▶ **WORK TO DO**: Reply with nothing except the number of lines that contain the word "терминов".

▶ **Data excerpts**:

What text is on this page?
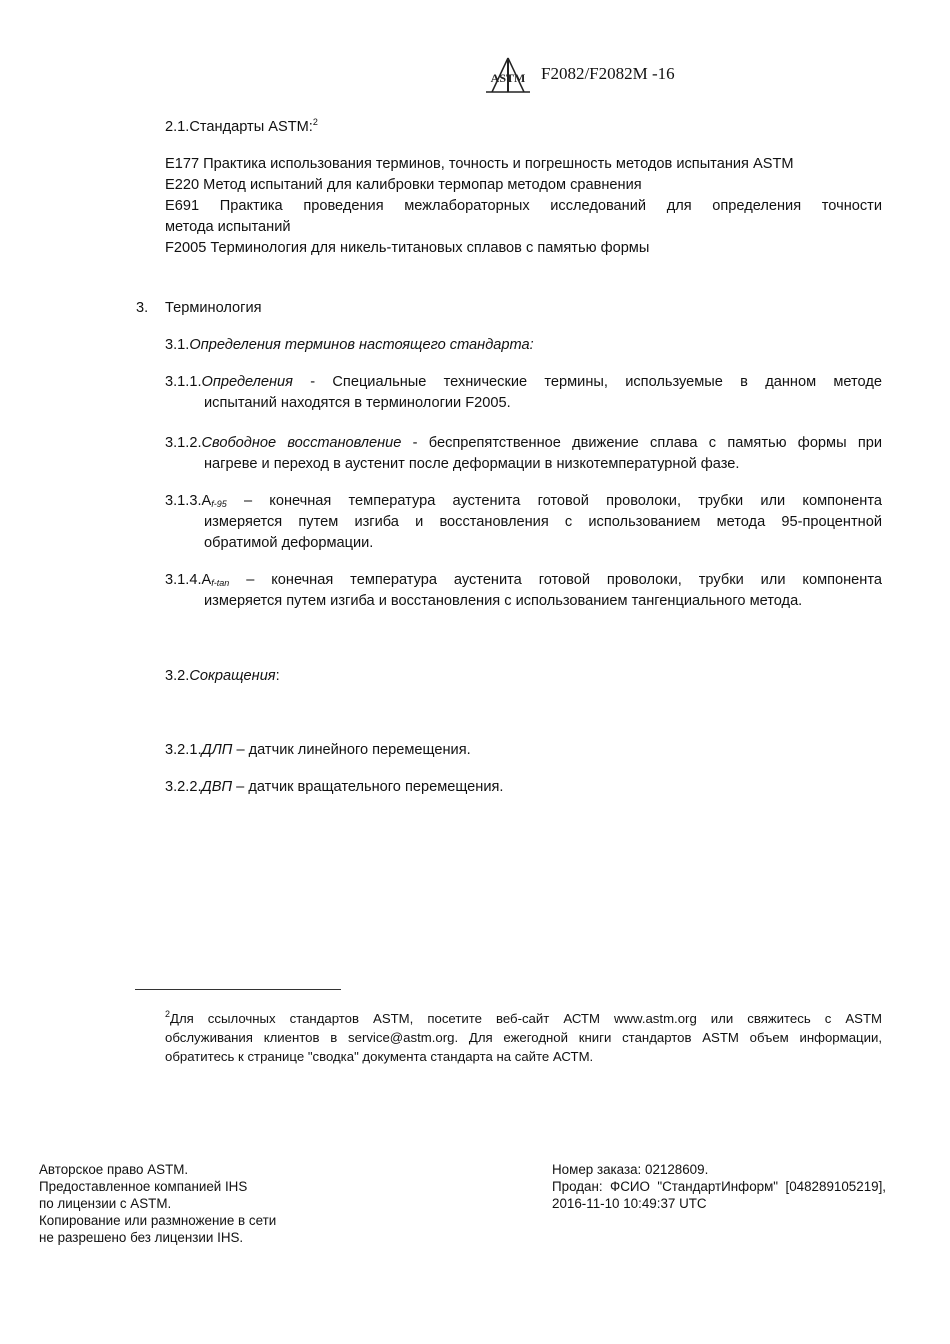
ASTM F2082/F2082M -16
2.1.Стандарты ASTM:$^2$
E177 Практика использования терминов, точность и погрешность методов испытания ASTM
E220 Метод испытаний для калибровки термопар методом сравнения
E691 Практика проведения межлабораторных исследований для определения точности
метода испытаний
F2005 Терминология для никель-титановых сплавов с памятью формы
3. Терминология
3.1.Определения терминов настоящего стандарта:
3.1.1.Определения - Специальные технические термины, используемые в данном методе
испытаний находятся в терминологии F2005.
3.1.2.Свободное восстановление - беспрепятственное движение сплава с памятью формы при
нагреве и переход в аустенит после деформации в низкотемпературной фазе.
$3.1.3.A_{f-95}$ – конечная температура аустенита готовой проволоки, трубки или компонента
измеряется путем изгиба и восстановления с использованием метода 95-процентной
обратимой деформации.
$3.1.4.A_{f-tan}$ – конечная температура аустенита готовой проволоки, трубки или компонента
измеряется путем изгиба и восстановления с использованием тангенциального метода.
3.2.Сокращения:
3.2.1.ДЛП – датчик линейного перемещения.
3.2.2.ДВП – датчик вращательного перемещения.
$^2$Для ссылочных стандартов ASTM, посетите веб-сайт АСТМ www.astm.org или свяжитесь с ASTM
обслуживания клиентов в service@astm.org. Для ежегодной книги стандартов ASTM объем информации,
обратитесь к странице "сводка" документа стандарта на сайте АСТМ.
Авторское право ASTM.
Предоставленное компанией IHS
по лицензии с ASTM.
Копирование или размножение в сети
не разрешено без лицензии IHS.
Номер заказа: 02128609.
Продан:  ФСИО  "СтандартИнформ"  [048289105219],
2016-11-10 10:49:37 UTC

▶ **WRITTEN RESPONSE**: 2